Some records
====
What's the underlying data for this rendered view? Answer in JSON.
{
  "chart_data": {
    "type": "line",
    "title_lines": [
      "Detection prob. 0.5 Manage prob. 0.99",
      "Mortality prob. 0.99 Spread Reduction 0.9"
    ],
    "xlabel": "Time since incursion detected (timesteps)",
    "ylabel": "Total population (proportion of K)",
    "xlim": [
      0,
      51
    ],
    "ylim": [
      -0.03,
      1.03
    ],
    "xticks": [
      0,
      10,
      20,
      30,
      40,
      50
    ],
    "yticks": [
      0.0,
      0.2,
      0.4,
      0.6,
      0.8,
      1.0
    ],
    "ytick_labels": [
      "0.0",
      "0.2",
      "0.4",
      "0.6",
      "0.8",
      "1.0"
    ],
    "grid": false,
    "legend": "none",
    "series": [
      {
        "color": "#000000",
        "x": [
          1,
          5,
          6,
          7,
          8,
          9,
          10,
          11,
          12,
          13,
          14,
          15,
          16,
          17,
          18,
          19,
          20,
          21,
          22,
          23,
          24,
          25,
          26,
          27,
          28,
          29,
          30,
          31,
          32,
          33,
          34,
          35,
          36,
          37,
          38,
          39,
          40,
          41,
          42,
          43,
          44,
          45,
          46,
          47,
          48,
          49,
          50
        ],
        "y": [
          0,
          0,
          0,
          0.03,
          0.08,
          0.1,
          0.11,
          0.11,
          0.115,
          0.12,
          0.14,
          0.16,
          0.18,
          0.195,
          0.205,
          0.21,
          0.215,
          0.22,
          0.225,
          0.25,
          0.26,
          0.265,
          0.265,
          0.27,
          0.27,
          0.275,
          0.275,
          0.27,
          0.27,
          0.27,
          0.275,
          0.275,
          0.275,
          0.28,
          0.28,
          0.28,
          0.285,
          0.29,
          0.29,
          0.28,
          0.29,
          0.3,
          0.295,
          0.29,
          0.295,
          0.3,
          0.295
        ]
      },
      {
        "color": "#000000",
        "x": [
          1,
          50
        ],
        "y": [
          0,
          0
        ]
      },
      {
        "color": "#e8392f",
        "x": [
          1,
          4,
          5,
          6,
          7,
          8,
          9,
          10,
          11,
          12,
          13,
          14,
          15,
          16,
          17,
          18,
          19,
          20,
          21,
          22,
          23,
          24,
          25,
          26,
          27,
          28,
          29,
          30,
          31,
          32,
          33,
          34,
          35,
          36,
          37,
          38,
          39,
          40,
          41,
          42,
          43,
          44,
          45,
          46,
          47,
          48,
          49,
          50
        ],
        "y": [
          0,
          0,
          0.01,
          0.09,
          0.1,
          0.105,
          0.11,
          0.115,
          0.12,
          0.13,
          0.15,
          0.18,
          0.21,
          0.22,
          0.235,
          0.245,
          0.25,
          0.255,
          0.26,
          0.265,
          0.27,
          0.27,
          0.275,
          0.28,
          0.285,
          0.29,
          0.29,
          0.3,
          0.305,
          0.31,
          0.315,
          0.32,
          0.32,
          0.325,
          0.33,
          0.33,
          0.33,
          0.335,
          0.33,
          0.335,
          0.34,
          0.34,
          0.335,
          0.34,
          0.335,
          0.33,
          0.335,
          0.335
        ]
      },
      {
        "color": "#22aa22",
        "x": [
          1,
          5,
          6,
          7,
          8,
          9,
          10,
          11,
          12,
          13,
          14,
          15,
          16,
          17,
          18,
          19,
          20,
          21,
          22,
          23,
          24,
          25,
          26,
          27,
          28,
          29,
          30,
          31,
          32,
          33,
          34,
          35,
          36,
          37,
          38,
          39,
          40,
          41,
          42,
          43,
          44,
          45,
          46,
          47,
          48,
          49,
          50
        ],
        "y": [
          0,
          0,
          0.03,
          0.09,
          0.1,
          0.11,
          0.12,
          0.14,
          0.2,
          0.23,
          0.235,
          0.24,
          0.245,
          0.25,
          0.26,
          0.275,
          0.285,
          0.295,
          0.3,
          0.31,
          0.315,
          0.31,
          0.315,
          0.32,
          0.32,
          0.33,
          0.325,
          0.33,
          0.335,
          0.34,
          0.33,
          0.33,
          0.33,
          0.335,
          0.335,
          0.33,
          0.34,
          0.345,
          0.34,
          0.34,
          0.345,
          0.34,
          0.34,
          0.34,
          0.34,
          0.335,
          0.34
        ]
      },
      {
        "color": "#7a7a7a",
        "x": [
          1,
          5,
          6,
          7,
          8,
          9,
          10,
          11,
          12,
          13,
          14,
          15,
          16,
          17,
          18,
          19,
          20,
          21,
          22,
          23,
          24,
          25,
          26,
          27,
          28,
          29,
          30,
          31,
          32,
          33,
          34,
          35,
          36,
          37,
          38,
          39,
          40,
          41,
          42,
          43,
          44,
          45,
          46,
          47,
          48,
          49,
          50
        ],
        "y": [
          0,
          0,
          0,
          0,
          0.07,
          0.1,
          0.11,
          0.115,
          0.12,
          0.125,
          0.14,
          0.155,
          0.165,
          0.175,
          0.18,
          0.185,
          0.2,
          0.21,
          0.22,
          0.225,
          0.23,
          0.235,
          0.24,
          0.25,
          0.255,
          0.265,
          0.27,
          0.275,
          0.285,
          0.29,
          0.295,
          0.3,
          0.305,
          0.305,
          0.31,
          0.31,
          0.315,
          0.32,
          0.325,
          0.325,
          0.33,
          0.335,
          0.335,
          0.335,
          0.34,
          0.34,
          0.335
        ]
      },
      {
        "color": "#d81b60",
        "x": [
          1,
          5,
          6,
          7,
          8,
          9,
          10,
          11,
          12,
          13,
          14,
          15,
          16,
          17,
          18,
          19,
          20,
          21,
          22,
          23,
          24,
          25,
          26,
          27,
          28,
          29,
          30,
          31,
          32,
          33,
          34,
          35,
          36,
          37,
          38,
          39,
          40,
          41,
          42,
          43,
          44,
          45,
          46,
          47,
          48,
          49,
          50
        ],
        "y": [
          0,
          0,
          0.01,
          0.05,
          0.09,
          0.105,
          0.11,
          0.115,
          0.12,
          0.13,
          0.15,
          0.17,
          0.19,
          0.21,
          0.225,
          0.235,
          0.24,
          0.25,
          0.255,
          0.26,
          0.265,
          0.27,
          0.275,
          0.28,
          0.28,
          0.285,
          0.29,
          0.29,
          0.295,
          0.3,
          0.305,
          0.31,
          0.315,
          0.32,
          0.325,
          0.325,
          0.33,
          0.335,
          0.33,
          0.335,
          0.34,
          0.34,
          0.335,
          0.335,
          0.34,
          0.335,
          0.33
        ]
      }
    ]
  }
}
====
# WHAT NEEDS TO BE DONE:
Pick each line holding the word "color" out of the listing.

# SOLUTION FOR THIS PROBLEM:
        "color": "#000000",
        "color": "#000000",
        "color": "#e8392f",
        "color": "#22aa22",
        "color": "#7a7a7a",
        "color": "#d81b60",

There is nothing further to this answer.